═══ MATERIAL FOR THIS EXERCISE

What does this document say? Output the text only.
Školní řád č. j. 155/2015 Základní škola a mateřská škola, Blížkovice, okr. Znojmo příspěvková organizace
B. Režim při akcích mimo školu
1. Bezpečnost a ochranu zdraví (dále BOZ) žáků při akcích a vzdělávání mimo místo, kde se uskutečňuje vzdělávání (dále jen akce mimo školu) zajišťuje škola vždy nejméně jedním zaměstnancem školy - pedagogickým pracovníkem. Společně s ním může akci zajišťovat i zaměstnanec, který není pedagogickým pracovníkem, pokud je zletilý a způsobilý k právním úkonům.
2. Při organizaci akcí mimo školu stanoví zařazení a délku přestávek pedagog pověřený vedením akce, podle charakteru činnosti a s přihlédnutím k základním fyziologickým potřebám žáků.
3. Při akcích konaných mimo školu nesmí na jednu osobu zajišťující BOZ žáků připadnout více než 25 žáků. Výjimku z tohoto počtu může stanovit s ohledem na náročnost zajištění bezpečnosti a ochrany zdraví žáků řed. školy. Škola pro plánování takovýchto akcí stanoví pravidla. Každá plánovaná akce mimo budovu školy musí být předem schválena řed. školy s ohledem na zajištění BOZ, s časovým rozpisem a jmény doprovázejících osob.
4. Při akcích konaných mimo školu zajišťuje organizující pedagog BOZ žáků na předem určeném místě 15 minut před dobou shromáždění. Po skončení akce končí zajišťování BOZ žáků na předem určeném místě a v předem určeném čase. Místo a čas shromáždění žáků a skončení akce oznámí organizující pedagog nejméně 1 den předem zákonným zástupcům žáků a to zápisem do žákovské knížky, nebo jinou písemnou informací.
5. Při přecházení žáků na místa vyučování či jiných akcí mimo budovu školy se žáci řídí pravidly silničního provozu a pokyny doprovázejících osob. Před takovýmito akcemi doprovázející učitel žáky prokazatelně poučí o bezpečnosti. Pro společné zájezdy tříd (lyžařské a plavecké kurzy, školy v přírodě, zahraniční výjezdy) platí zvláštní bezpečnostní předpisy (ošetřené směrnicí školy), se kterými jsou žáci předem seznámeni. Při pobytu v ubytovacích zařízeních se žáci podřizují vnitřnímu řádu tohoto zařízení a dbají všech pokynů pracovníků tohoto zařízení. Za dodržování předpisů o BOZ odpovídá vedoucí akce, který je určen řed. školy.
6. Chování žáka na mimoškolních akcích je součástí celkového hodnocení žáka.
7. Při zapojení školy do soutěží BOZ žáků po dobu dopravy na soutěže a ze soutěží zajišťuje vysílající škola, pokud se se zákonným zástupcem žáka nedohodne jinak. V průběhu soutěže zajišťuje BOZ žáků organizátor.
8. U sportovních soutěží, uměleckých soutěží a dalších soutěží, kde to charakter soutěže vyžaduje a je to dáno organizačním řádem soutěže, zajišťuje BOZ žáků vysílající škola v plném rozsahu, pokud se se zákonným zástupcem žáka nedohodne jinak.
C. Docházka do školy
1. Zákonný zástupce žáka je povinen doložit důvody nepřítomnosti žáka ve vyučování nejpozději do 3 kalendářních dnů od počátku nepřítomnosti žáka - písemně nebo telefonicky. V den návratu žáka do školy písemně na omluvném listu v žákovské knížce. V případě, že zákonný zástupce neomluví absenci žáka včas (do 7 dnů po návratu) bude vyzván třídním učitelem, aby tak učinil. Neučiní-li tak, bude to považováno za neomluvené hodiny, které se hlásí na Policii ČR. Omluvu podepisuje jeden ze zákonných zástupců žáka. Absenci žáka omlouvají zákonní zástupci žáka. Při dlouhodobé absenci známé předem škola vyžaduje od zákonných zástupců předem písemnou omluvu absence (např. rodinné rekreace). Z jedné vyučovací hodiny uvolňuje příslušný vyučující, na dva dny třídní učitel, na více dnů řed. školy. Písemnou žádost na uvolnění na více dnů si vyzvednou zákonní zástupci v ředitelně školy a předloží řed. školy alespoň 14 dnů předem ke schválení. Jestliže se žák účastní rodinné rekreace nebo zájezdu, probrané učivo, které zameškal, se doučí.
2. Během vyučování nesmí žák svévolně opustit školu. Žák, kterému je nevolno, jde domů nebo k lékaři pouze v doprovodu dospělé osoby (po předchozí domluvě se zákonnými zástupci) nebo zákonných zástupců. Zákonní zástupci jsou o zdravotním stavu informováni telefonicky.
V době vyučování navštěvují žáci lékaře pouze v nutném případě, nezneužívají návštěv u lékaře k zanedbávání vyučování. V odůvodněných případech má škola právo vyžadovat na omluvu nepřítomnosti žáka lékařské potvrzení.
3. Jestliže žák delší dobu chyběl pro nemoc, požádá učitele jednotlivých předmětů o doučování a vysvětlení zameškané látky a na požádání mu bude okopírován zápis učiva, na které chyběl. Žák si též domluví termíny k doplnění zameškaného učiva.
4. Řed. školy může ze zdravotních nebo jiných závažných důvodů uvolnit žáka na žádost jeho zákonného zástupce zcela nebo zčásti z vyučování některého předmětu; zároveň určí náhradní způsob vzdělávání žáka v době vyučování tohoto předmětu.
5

══════

Your task is to reproduce all of the records exactly.

What does this document say? Output the text only.
Školní řád č. j. 155/2015 Základní škola a mateřská škola, Blížkovice, okr. Znojmo příspěvková organizace
B. Režim při akcích mimo školu
1. Bezpečnost a ochranu zdraví (dále BOZ) žáků při akcích a vzdělávání mimo místo, kde se uskutečňuje vzdělávání (dále jen akce mimo školu) zajišťuje škola vždy nejméně jedním zaměstnancem školy - pedagogickým pracovníkem. Společně s ním může akci zajišťovat i zaměstnanec, který není pedagogickým pracovníkem, pokud je zletilý a způsobilý k právním úkonům.
2. Při organizaci akcí mimo školu stanoví zařazení a délku přestávek pedagog pověřený vedením akce, podle charakteru činnosti a s přihlédnutím k základním fyziologickým potřebám žáků.
3. Při akcích konaných mimo školu nesmí na jednu osobu zajišťující BOZ žáků připadnout více než 25 žáků. Výjimku z tohoto počtu může stanovit s ohledem na náročnost zajištění bezpečnosti a ochrany zdraví žáků řed. školy. Škola pro plánování takovýchto akcí stanoví pravidla. Každá plánovaná akce mimo budovu školy musí být předem schválena řed. školy s ohledem na zajištění BOZ, s časovým rozpisem a jmény doprovázejících osob.
4. Při akcích konaných mimo školu zajišťuje organizující pedagog BOZ žáků na předem určeném místě 15 minut před dobou shromáždění. Po skončení akce končí zajišťování BOZ žáků na předem určeném místě a v předem určeném čase. Místo a čas shromáždění žáků a skončení akce oznámí organizující pedagog nejméně 1 den předem zákonným zástupcům žáků a to zápisem do žákovské knížky, nebo jinou písemnou informací.
5. Při přecházení žáků na místa vyučování či jiných akcí mimo budovu školy se žáci řídí pravidly silničního provozu a pokyny doprovázejících osob. Před takovýmito akcemi doprovázející učitel žáky prokazatelně poučí o bezpečnosti. Pro společné zájezdy tříd (lyžařské a plavecké kurzy, školy v přírodě, zahraniční výjezdy) platí zvláštní bezpečnostní předpisy (ošetřené směrnicí školy), se kterými jsou žáci předem seznámeni. Při pobytu v ubytovacích zařízeních se žáci podřizují vnitřnímu řádu tohoto zařízení a dbají všech pokynů pracovníků tohoto zařízení. Za dodržování předpisů o BOZ odpovídá vedoucí akce, který je určen řed. školy.
6. Chování žáka na mimoškolních akcích je součástí celkového hodnocení žáka.
7. Při zapojení školy do soutěží BOZ žáků po dobu dopravy na soutěže a ze soutěží zajišťuje vysílající škola, pokud se se zákonným zástupcem žáka nedohodne jinak. V průběhu soutěže zajišťuje BOZ žáků organizátor.
8. U sportovních soutěží, uměleckých soutěží a dalších soutěží, kde to charakter soutěže vyžaduje a je to dáno organizačním řádem soutěže, zajišťuje BOZ žáků vysílající škola v plném rozsahu, pokud se se zákonným zástupcem žáka nedohodne jinak.
C. Docházka do školy
1. Zákonný zástupce žáka je povinen doložit důvody nepřítomnosti žáka ve vyučování nejpozději do 3 kalendářních dnů od počátku nepřítomnosti žáka - písemně nebo telefonicky. V den návratu žáka do školy písemně na omluvném listu v žákovské knížce. V případě, že zákonný zástupce neomluví absenci žáka včas (do 7 dnů po návratu) bude vyzván třídním učitelem, aby tak učinil. Neučiní-li tak, bude to považováno za neomluvené hodiny, které se hlásí na Policii ČR. Omluvu podepisuje jeden ze zákonných zástupců žáka. Absenci žáka omlouvají zákonní zástupci žáka. Při dlouhodobé absenci známé předem škola vyžaduje od zákonných zástupců předem písemnou omluvu absence (např. rodinné rekreace). Z jedné vyučovací hodiny uvolňuje příslušný vyučující, na dva dny třídní učitel, na více dnů řed. školy. Písemnou žádost na uvolnění na více dnů si vyzvednou zákonní zástupci v ředitelně školy a předloží řed. školy alespoň 14 dnů předem ke schválení. Jestliže se žák účastní rodinné rekreace nebo zájezdu, probrané učivo, které zameškal, se doučí.
2. Během vyučování nesmí žák svévolně opustit školu. Žák, kterému je nevolno, jde domů nebo k lékaři pouze v doprovodu dospělé osoby (po předchozí domluvě se zákonnými zástupci) nebo zákonných zástupců. Zákonní zástupci jsou o zdravotním stavu informováni telefonicky.
V době vyučování navštěvují žáci lékaře pouze v nutném případě, nezneužívají návštěv u lékaře k zanedbávání vyučování. V odůvodněných případech má škola právo vyžadovat na omluvu nepřítomnosti žáka lékařské potvrzení.
3. Jestliže žák delší dobu chyběl pro nemoc, požádá učitele jednotlivých předmětů o doučování a vysvětlení zameškané látky a na požádání mu bude okopírován zápis učiva, na které chyběl. Žák si též domluví termíny k doplnění zameškaného učiva.
4. Řed. školy může ze zdravotních nebo jiných závažných důvodů uvolnit žáka na žádost jeho zákonného zástupce zcela nebo zčásti z vyučování některého předmětu; zároveň určí náhradní způsob vzdělávání žáka v době vyučování tohoto předmětu.
5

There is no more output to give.